- STORED ROWS
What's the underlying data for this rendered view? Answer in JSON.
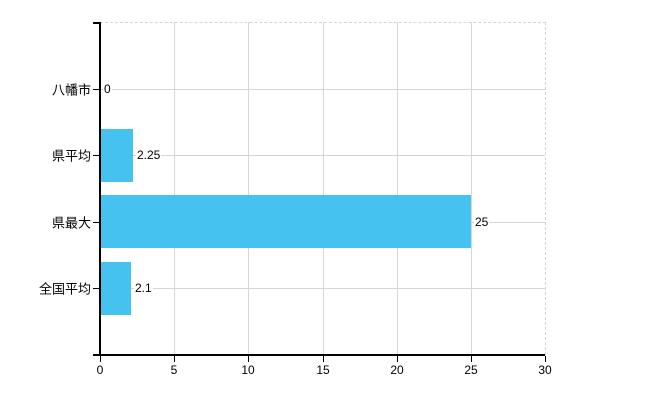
{
  "chart_data": {
    "type": "bar",
    "orientation": "horizontal",
    "title": "",
    "xlabel": "",
    "ylabel": "",
    "categories": [
      "八幡市",
      "県平均",
      "県最大",
      "全国平均"
    ],
    "values": [
      0,
      2.25,
      25,
      2.1
    ],
    "value_labels": [
      "0",
      "2.25",
      "25",
      "2.1"
    ],
    "xlim": [
      0,
      30
    ],
    "xticks": [
      0,
      5,
      10,
      15,
      20,
      25,
      30
    ],
    "xtick_labels": [
      "0",
      "5",
      "10",
      "15",
      "20",
      "25",
      "30"
    ],
    "grid": true,
    "legend": false,
    "colors": {
      "bar": "#45C2F0",
      "gridline": "#D6D6D6",
      "axis": "#000000",
      "text": "#000000",
      "background": "#FFFFFF"
    }
  }
}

- AIM OF THE TASK
Retype each record exactly as it stands, but do not include the pictures.

- OUTPUT OF THE TASK
What's the underlying data for this rendered view? Answer in JSON.
{
  "chart_data": {
    "type": "bar",
    "orientation": "horizontal",
    "title": "",
    "xlabel": "",
    "ylabel": "",
    "categories": [
      "八幡市",
      "県平均",
      "県最大",
      "全国平均"
    ],
    "values": [
      0,
      2.25,
      25,
      2.1
    ],
    "value_labels": [
      "0",
      "2.25",
      "25",
      "2.1"
    ],
    "xlim": [
      0,
      30
    ],
    "xticks": [
      0,
      5,
      10,
      15,
      20,
      25,
      30
    ],
    "xtick_labels": [
      "0",
      "5",
      "10",
      "15",
      "20",
      "25",
      "30"
    ],
    "grid": true,
    "legend": false,
    "colors": {
      "bar": "#45C2F0",
      "gridline": "#D6D6D6",
      "axis": "#000000",
      "text": "#000000",
      "background": "#FFFFFF"
    }
  }
}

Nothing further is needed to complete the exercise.